DIRECTIVE
Write out every entry precisely as given, leaving the pictures out.

MATERIAL FOR THE TASK
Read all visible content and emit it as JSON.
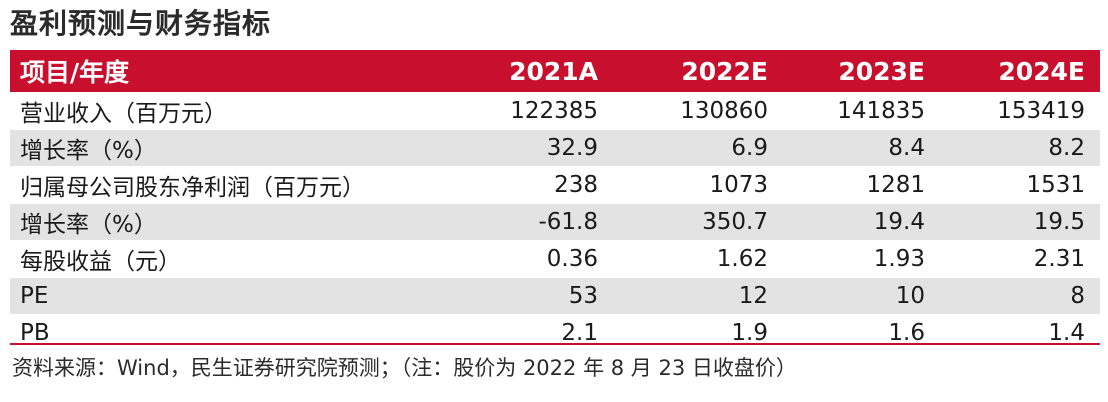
{
  "title": "盈利预测与财务指标",
  "header": [
    "项目/年度",
    "2021A",
    "2022E",
    "2023E",
    "2024E"
  ],
  "rows": [
    [
      "营业收入（百万元）",
      "122385",
      "130860",
      "141835",
      "153419"
    ],
    [
      "增长率（%）",
      "32.9",
      "6.9",
      "8.4",
      "8.2"
    ],
    [
      "归属母公司股东净利润（百万元）",
      "238",
      "1073",
      "1281",
      "1531"
    ],
    [
      "增长率（%）",
      "-61.8",
      "350.7",
      "19.4",
      "19.5"
    ],
    [
      "每股收益（元）",
      "0.36",
      "1.62",
      "1.93",
      "2.31"
    ],
    [
      "PE",
      "53",
      "12",
      "10",
      "8"
    ],
    [
      "PB",
      "2.1",
      "1.9",
      "1.6",
      "1.4"
    ]
  ],
  "source": "资料来源：Wind，民生证券研究院预测；（注：股价为 2022 年 8 月 23 日收盘价）",
  "colors": {
    "accent": "#c8102e",
    "shade": "#e3e3e3"
  }
}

RESPONSE
Read all visible content and emit it as JSON.
{
  "title": "盈利预测与财务指标",
  "header": [
    "项目/年度",
    "2021A",
    "2022E",
    "2023E",
    "2024E"
  ],
  "rows": [
    [
      "营业收入（百万元）",
      "122385",
      "130860",
      "141835",
      "153419"
    ],
    [
      "增长率（%）",
      "32.9",
      "6.9",
      "8.4",
      "8.2"
    ],
    [
      "归属母公司股东净利润（百万元）",
      "238",
      "1073",
      "1281",
      "1531"
    ],
    [
      "增长率（%）",
      "-61.8",
      "350.7",
      "19.4",
      "19.5"
    ],
    [
      "每股收益（元）",
      "0.36",
      "1.62",
      "1.93",
      "2.31"
    ],
    [
      "PE",
      "53",
      "12",
      "10",
      "8"
    ],
    [
      "PB",
      "2.1",
      "1.9",
      "1.6",
      "1.4"
    ]
  ],
  "source": "资料来源：Wind，民生证券研究院预测；（注：股价为 2022 年 8 月 23 日收盘价）",
  "colors": {
    "accent": "#c8102e",
    "shade": "#e3e3e3"
  }
}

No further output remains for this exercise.